> **WHAT IS ASKED**: Write out the complete material exactly as it stands.

> **SOURCE DATA**:
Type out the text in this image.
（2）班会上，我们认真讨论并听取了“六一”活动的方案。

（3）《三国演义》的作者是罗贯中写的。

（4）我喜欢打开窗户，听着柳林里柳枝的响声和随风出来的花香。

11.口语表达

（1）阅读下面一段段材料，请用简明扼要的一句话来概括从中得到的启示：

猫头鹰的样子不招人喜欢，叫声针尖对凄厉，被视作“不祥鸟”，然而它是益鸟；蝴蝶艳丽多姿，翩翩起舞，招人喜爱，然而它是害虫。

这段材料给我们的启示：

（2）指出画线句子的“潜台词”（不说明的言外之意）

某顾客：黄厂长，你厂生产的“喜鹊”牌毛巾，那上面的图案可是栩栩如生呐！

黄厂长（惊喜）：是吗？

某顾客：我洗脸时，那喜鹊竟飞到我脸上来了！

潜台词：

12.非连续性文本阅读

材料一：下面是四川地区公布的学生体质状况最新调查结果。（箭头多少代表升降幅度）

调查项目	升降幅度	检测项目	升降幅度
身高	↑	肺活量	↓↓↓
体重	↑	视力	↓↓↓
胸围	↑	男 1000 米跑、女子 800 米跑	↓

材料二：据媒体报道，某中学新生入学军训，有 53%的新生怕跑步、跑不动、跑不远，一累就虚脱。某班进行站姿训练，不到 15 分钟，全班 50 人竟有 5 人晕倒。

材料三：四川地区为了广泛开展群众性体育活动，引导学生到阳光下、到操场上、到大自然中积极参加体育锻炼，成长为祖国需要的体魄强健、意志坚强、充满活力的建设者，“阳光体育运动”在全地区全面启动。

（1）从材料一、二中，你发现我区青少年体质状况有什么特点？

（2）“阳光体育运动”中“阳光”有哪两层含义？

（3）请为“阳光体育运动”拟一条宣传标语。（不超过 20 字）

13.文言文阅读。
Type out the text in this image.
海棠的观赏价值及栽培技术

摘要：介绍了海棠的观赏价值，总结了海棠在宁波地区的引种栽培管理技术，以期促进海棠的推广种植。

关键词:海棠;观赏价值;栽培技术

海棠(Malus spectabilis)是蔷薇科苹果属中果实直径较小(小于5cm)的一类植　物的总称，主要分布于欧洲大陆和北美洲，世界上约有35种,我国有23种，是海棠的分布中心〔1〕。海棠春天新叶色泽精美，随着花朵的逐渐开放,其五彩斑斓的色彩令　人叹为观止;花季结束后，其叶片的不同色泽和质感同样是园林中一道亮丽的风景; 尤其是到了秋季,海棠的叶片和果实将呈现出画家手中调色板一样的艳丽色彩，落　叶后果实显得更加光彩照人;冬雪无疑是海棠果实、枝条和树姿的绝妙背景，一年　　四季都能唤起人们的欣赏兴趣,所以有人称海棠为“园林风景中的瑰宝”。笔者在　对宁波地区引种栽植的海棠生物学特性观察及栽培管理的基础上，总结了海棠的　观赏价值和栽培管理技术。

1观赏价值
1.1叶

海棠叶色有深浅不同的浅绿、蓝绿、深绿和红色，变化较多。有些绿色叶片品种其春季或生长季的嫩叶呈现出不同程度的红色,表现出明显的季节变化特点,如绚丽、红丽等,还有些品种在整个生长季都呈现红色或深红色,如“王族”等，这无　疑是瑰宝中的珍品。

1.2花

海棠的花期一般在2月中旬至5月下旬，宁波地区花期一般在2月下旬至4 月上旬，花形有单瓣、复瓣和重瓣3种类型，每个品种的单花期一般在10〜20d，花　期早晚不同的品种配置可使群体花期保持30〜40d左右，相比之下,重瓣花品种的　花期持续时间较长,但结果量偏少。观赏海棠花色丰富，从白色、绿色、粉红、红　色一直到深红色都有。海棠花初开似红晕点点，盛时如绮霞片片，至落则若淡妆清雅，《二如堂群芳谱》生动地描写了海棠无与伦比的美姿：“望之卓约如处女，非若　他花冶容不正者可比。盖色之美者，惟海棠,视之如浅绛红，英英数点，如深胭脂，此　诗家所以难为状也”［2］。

> **EXERCISE OUTPUT**:
Type out the text in this image.
（2）班会上，我们认真讨论并听取了“六一”活动的方案。

（3）《三国演义》的作者是罗贯中写的。

（4）我喜欢打开窗户，听着柳林里柳枝的响声和随风出来的花香。

11.口语表达

（1）阅读下面一段段材料，请用简明扼要的一句话来概括从中得到的启示：

猫头鹰的样子不招人喜欢，叫声针尖对凄厉，被视作“不祥鸟”，然而它是益鸟；蝴蝶艳丽多姿，翩翩起舞，招人喜爱，然而它是害虫。

这段材料给我们的启示：

（2）指出画线句子的“潜台词”（不说明的言外之意）

某顾客：黄厂长，你厂生产的“喜鹊”牌毛巾，那上面的图案可是栩栩如生呐！

黄厂长（惊喜）：是吗？

某顾客：我洗脸时，那喜鹊竟飞到我脸上来了！

潜台词：

12.非连续性文本阅读

材料一：下面是四川地区公布的学生体质状况最新调查结果。（箭头多少代表升降幅度）

调查项目	升降幅度	检测项目	升降幅度
身高	↑	肺活量	↓↓↓
体重	↑	视力	↓↓↓
胸围	↑	男 1000 米跑、女子 800 米跑	↓

材料二：据媒体报道，某中学新生入学军训，有 53%的新生怕跑步、跑不动、跑不远，一累就虚脱。某班进行站姿训练，不到 15 分钟，全班 50 人竟有 5 人晕倒。

材料三：四川地区为了广泛开展群众性体育活动，引导学生到阳光下、到操场上、到大自然中积极参加体育锻炼，成长为祖国需要的体魄强健、意志坚强、充满活力的建设者，“阳光体育运动”在全地区全面启动。

（1）从材料一、二中，你发现我区青少年体质状况有什么特点？

（2）“阳光体育运动”中“阳光”有哪两层含义？

（3）请为“阳光体育运动”拟一条宣传标语。（不超过 20 字）

13.文言文阅读。
Type out the text in this image.
海棠的观赏价值及栽培技术

摘要：介绍了海棠的观赏价值，总结了海棠在宁波地区的引种栽培管理技术，以期促进海棠的推广种植。

关键词:海棠;观赏价值;栽培技术

海棠(Malus spectabilis)是蔷薇科苹果属中果实直径较小(小于5cm)的一类植　物的总称，主要分布于欧洲大陆和北美洲，世界上约有35种,我国有23种，是海棠的分布中心〔1〕。海棠春天新叶色泽精美，随着花朵的逐渐开放,其五彩斑斓的色彩令　人叹为观止;花季结束后，其叶片的不同色泽和质感同样是园林中一道亮丽的风景; 尤其是到了秋季,海棠的叶片和果实将呈现出画家手中调色板一样的艳丽色彩，落　叶后果实显得更加光彩照人;冬雪无疑是海棠果实、枝条和树姿的绝妙背景，一年　　四季都能唤起人们的欣赏兴趣,所以有人称海棠为“园林风景中的瑰宝”。笔者在　对宁波地区引种栽植的海棠生物学特性观察及栽培管理的基础上，总结了海棠的　观赏价值和栽培管理技术。

1观赏价值
1.1叶

海棠叶色有深浅不同的浅绿、蓝绿、深绿和红色，变化较多。有些绿色叶片品种其春季或生长季的嫩叶呈现出不同程度的红色,表现出明显的季节变化特点,如绚丽、红丽等,还有些品种在整个生长季都呈现红色或深红色,如“王族”等，这无　疑是瑰宝中的珍品。

1.2花

海棠的花期一般在2月中旬至5月下旬，宁波地区花期一般在2月下旬至4 月上旬，花形有单瓣、复瓣和重瓣3种类型，每个品种的单花期一般在10〜20d，花　期早晚不同的品种配置可使群体花期保持30〜40d左右，相比之下,重瓣花品种的　花期持续时间较长,但结果量偏少。观赏海棠花色丰富，从白色、绿色、粉红、红　色一直到深红色都有。海棠花初开似红晕点点，盛时如绮霞片片，至落则若淡妆清雅，《二如堂群芳谱》生动地描写了海棠无与伦比的美姿：“望之卓约如处女，非若　他花冶容不正者可比。盖色之美者，惟海棠,视之如浅绛红，英英数点，如深胭脂，此　诗家所以难为状也”［2］。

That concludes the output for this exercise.